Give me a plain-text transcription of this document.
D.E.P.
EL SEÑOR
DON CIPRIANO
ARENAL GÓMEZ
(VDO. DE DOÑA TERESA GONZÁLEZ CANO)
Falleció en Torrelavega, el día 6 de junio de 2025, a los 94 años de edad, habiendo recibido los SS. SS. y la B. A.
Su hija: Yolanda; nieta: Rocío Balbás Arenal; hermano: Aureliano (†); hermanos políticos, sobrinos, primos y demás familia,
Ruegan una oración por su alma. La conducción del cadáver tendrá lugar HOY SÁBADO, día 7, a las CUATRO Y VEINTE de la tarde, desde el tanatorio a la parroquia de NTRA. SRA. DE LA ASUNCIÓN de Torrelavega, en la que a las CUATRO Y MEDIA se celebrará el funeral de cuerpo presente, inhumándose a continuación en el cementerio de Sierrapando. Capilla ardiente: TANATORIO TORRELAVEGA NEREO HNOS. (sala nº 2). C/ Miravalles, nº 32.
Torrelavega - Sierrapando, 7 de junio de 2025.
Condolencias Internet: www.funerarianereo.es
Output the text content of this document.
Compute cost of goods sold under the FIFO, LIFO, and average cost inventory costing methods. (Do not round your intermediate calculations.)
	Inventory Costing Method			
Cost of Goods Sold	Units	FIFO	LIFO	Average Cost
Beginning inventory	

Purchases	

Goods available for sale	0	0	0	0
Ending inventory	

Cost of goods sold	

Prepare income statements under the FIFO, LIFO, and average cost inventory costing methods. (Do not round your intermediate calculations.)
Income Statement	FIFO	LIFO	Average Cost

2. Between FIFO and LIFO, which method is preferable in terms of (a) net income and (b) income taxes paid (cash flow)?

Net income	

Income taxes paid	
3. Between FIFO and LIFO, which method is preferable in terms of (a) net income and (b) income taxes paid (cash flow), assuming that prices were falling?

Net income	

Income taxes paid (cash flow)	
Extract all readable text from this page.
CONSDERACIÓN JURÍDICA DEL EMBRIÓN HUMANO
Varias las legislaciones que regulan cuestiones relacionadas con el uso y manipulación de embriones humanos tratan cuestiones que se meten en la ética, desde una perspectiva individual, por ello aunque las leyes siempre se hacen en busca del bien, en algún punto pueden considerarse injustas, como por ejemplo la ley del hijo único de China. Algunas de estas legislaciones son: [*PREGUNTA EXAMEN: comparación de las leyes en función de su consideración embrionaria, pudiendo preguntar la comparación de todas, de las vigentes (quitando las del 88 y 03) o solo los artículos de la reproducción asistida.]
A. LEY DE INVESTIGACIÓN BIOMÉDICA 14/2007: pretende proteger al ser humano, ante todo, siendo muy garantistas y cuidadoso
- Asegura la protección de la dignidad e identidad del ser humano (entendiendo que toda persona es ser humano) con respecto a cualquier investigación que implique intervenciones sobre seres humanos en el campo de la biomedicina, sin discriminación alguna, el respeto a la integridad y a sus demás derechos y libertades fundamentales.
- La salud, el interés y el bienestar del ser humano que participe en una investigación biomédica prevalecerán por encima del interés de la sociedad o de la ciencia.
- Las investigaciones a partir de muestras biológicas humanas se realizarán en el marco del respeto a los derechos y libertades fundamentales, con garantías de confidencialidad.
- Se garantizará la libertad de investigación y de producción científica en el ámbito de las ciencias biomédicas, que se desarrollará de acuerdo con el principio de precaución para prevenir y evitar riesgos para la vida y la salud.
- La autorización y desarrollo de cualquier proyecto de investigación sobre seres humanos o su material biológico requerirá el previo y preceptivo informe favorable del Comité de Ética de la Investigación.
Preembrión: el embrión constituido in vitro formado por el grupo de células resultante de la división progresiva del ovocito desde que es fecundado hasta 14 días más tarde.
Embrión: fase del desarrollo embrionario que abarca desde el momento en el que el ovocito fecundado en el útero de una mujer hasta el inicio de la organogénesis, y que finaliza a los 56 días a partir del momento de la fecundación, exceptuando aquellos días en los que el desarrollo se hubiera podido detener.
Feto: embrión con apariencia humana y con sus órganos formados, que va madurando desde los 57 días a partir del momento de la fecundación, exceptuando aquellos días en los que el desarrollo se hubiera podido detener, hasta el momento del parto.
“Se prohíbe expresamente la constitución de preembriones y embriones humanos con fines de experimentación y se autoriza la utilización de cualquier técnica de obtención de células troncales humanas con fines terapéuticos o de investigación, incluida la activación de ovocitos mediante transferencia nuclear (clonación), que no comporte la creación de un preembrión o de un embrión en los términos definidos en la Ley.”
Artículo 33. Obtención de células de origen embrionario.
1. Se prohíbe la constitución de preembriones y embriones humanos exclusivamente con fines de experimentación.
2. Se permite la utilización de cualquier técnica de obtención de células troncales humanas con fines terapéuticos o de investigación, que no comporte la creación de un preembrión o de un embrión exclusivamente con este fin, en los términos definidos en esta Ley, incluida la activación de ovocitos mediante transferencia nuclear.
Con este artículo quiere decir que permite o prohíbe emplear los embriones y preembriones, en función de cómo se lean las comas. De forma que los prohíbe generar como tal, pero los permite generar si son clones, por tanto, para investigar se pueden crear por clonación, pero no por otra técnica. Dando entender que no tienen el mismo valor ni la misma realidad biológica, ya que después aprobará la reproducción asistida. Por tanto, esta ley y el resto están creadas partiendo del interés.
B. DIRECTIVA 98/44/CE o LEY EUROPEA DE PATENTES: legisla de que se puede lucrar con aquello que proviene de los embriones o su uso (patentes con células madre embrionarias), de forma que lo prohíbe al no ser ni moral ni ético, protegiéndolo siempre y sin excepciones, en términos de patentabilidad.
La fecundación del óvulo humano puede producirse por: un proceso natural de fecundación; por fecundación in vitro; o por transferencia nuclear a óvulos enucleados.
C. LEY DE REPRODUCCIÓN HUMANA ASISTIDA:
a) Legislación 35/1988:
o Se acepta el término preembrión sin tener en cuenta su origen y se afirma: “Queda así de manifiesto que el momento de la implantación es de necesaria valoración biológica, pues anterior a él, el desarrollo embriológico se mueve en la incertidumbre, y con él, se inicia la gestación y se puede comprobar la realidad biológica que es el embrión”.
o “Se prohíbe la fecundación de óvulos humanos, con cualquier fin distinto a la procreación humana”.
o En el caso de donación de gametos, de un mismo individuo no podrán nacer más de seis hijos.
* * * * * * *
§ Problem
Quote each line of the data above exactly as written.

§ Exercise result
Give me a plain-text transcription of this document.
D.E.P.
EL SEÑOR
DON CIPRIANO
ARENAL GÓMEZ
(VDO. DE DOÑA TERESA GONZÁLEZ CANO)
Falleció en Torrelavega, el día 6 de junio de 2025, a los 94 años de edad, habiendo recibido los SS. SS. y la B. A.
Su hija: Yolanda; nieta: Rocío Balbás Arenal; hermano: Aureliano (†); hermanos políticos, sobrinos, primos y demás familia,
Ruegan una oración por su alma. La conducción del cadáver tendrá lugar HOY SÁBADO, día 7, a las CUATRO Y VEINTE de la tarde, desde el tanatorio a la parroquia de NTRA. SRA. DE LA ASUNCIÓN de Torrelavega, en la que a las CUATRO Y MEDIA se celebrará el funeral de cuerpo presente, inhumándose a continuación en el cementerio de Sierrapando. Capilla ardiente: TANATORIO TORRELAVEGA NEREO HNOS. (sala nº 2). C/ Miravalles, nº 32.
Torrelavega - Sierrapando, 7 de junio de 2025.
Condolencias Internet: www.funerarianereo.es
Output the text content of this document.
Compute cost of goods sold under the FIFO, LIFO, and average cost inventory costing methods. (Do not round your intermediate calculations.)
	Inventory Costing Method			
Cost of Goods Sold	Units	FIFO	LIFO	Average Cost
Beginning inventory	

Purchases	

Goods available for sale	0	0	0	0
Ending inventory	

Cost of goods sold	

Prepare income statements under the FIFO, LIFO, and average cost inventory costing methods. (Do not round your intermediate calculations.)
Income Statement	FIFO	LIFO	Average Cost

2. Between FIFO and LIFO, which method is preferable in terms of (a) net income and (b) income taxes paid (cash flow)?

Net income	

Income taxes paid	
3. Between FIFO and LIFO, which method is preferable in terms of (a) net income and (b) income taxes paid (cash flow), assuming that prices were falling?

Net income	

Income taxes paid (cash flow)	
Extract all readable text from this page.
CONSDERACIÓN JURÍDICA DEL EMBRIÓN HUMANO
Varias las legislaciones que regulan cuestiones relacionadas con el uso y manipulación de embriones humanos tratan cuestiones que se meten en la ética, desde una perspectiva individual, por ello aunque las leyes siempre se hacen en busca del bien, en algún punto pueden considerarse injustas, como por ejemplo la ley del hijo único de China. Algunas de estas legislaciones son: [*PREGUNTA EXAMEN: comparación de las leyes en función de su consideración embrionaria, pudiendo preguntar la comparación de todas, de las vigentes (quitando las del 88 y 03) o solo los artículos de la reproducción asistida.]
A. LEY DE INVESTIGACIÓN BIOMÉDICA 14/2007: pretende proteger al ser humano, ante todo, siendo muy garantistas y cuidadoso
- Asegura la protección de la dignidad e identidad del ser humano (entendiendo que toda persona es ser humano) con respecto a cualquier investigación que implique intervenciones sobre seres humanos en el campo de la biomedicina, sin discriminación alguna, el respeto a la integridad y a sus demás derechos y libertades fundamentales.
- La salud, el interés y el bienestar del ser humano que participe en una investigación biomédica prevalecerán por encima del interés de la sociedad o de la ciencia.
- Las investigaciones a partir de muestras biológicas humanas se realizarán en el marco del respeto a los derechos y libertades fundamentales, con garantías de confidencialidad.
- Se garantizará la libertad de investigación y de producción científica en el ámbito de las ciencias biomédicas, que se desarrollará de acuerdo con el principio de precaución para prevenir y evitar riesgos para la vida y la salud.
- La autorización y desarrollo de cualquier proyecto de investigación sobre seres humanos o su material biológico requerirá el previo y preceptivo informe favorable del Comité de Ética de la Investigación.
Preembrión: el embrión constituido in vitro formado por el grupo de células resultante de la división progresiva del ovocito desde que es fecundado hasta 14 días más tarde.
Embrión: fase del desarrollo embrionario que abarca desde el momento en el que el ovocito fecundado en el útero de una mujer hasta el inicio de la organogénesis, y que finaliza a los 56 días a partir del momento de la fecundación, exceptuando aquellos días en los que el desarrollo se hubiera podido detener.
Feto: embrión con apariencia humana y con sus órganos formados, que va madurando desde los 57 días a partir del momento de la fecundación, exceptuando aquellos días en los que el desarrollo se hubiera podido detener, hasta el momento del parto.
“Se prohíbe expresamente la constitución de preembriones y embriones humanos con fines de experimentación y se autoriza la utilización de cualquier técnica de obtención de células troncales humanas con fines terapéuticos o de investigación, incluida la activación de ovocitos mediante transferencia nuclear (clonación), que no comporte la creación de un preembrión o de un embrión en los términos definidos en la Ley.”
Artículo 33. Obtención de células de origen embrionario.
1. Se prohíbe la constitución de preembriones y embriones humanos exclusivamente con fines de experimentación.
2. Se permite la utilización de cualquier técnica de obtención de células troncales humanas con fines terapéuticos o de investigación, que no comporte la creación de un preembrión o de un embrión exclusivamente con este fin, en los términos definidos en esta Ley, incluida la activación de ovocitos mediante transferencia nuclear.
Con este artículo quiere decir que permite o prohíbe emplear los embriones y preembriones, en función de cómo se lean las comas. De forma que los prohíbe generar como tal, pero los permite generar si son clones, por tanto, para investigar se pueden crear por clonación, pero no por otra técnica. Dando entender que no tienen el mismo valor ni la misma realidad biológica, ya que después aprobará la reproducción asistida. Por tanto, esta ley y el resto están creadas partiendo del interés.
B. DIRECTIVA 98/44/CE o LEY EUROPEA DE PATENTES: legisla de que se puede lucrar con aquello que proviene de los embriones o su uso (patentes con células madre embrionarias), de forma que lo prohíbe al no ser ni moral ni ético, protegiéndolo siempre y sin excepciones, en términos de patentabilidad.
La fecundación del óvulo humano puede producirse por: un proceso natural de fecundación; por fecundación in vitro; o por transferencia nuclear a óvulos enucleados.
C. LEY DE REPRODUCCIÓN HUMANA ASISTIDA:
a) Legislación 35/1988:
o Se acepta el término preembrión sin tener en cuenta su origen y se afirma: “Queda así de manifiesto que el momento de la implantación es de necesaria valoración biológica, pues anterior a él, el desarrollo embriológico se mueve en la incertidumbre, y con él, se inicia la gestación y se puede comprobar la realidad biológica que es el embrión”.
o “Se prohíbe la fecundación de óvulos humanos, con cualquier fin distinto a la procreación humana”.
o En el caso de donación de gametos, de un mismo individuo no podrán nacer más de seis hijos.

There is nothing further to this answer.